▸ Seitenauszug
○ ○ ○ ○ ○ ○ ○

Bom dia! So begrüßt man sich hier in Brasilien. Wie und warum ich mich entschlossen habe ein ganzes Jahr auf einem anderen Kontinent, 10 000 Kilometer entfernt von meinem Heimatland zu verbringen, werde ich euch hier erzählen.
Erstmal, für alle die mich nicht kennen: ich bin Enya, inzwischen 17 Jahre alt und mache über Rotary ein Auslandsjahr in Brasilien in dem Schuljahr 2024/25.
Was ist Rotary eigentlich?
Ich mache meinen Austausch mit ROTARY, eine Organisation, die neben dem langzeit-Jugendaustausch, den ich gerade mache, noch zahlreiche andere Projekte anbietet, und das alles in einem gemeinnützigen Rahmen. Das Ziel von ROTARY ist es Menschen auf der ganzen Welt zusammenzubringen, Kulturen auszutauschen und dabei die Welt zu einem besseren Ort zu machen.ROTARY ermöglicht euch im Zuge eures Austauschjahres außerdem, viele interessante Orte zu besuchen und vor allem, andere Austauschschüler aus der ganzen Welt kennenzulernen. Eine der schönen Traditionen des ROTARY-Austauschs ist es, Pins seines eigenen Landes mit den Austauschschülern auszutauschen, um damit die Rotary Blazer (die ein Muss für jedes besondere Rotary-Event sind) zu gestalten. Also, falls ihr vorhabt ein Austauschjahr zu beginnen, wissbegierig seid und Teil sein wollt von dieser großen internationalen Familie, dann bezieht in Betracht euren Austausch über Rotary zu machen.
Wann habe ich mich dazu entschieden?

○ ○ ○ ○ ○ ○ ○

▸ Aufgabe
Übertrage diesen Satz aus dem Text über das Austauschjahr ins Englische: „Das Ziel von ROTARY ist es Menschen auf der ganzen Welt zusammenzubringen, Kulturen auszutauschen und dabei die Welt zu einem besseren Ort zu machen.“

○ ○ ○ ○ ○ ○ ○

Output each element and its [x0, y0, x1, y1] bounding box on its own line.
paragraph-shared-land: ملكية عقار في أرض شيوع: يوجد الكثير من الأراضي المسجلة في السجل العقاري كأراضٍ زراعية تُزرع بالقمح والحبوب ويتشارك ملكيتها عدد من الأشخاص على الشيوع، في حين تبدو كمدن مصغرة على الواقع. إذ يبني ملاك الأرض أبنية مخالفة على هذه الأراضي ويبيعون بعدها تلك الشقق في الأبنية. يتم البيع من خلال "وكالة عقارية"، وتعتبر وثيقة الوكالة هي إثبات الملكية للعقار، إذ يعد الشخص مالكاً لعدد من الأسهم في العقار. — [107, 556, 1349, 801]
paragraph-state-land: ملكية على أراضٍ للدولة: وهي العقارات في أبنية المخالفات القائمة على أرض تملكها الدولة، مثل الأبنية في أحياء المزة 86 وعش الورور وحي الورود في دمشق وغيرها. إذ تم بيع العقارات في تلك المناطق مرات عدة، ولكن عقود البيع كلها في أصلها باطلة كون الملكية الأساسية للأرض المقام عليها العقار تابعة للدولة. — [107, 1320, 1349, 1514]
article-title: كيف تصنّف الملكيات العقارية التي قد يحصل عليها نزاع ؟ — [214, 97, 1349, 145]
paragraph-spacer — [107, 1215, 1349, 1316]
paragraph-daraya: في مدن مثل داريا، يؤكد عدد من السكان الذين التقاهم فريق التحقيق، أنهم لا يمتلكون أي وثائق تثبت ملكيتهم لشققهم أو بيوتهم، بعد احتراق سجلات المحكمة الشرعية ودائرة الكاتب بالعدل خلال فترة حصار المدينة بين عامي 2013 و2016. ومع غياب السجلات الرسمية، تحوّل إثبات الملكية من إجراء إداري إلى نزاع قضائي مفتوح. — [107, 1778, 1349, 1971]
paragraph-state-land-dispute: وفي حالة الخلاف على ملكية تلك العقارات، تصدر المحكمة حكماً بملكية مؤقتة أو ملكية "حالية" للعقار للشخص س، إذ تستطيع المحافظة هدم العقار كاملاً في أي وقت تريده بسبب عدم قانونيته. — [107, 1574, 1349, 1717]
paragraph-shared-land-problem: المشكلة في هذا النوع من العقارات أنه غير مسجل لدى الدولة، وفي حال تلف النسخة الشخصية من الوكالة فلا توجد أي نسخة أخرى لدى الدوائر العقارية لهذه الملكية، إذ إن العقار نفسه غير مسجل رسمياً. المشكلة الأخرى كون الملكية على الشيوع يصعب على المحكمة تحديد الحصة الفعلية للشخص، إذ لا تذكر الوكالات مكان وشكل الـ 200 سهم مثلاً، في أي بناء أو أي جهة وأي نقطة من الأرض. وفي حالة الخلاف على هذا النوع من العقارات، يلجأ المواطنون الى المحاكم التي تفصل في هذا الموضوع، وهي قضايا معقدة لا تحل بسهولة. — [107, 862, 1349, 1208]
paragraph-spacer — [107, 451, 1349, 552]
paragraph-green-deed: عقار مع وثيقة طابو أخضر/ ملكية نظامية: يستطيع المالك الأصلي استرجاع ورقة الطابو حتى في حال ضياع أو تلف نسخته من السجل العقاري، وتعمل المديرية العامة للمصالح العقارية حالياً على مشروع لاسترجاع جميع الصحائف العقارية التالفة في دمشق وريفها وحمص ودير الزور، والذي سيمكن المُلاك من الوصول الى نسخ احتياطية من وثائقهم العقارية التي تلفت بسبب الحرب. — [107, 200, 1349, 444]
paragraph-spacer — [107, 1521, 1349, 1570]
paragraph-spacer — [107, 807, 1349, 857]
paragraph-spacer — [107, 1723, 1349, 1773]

○ ○ ○ ○ ○ ○ ○

▸ Ergebnis
The goal of ROTARY is to bring people all over the world together, to exchange cultures, and in doing so to make the world a better place.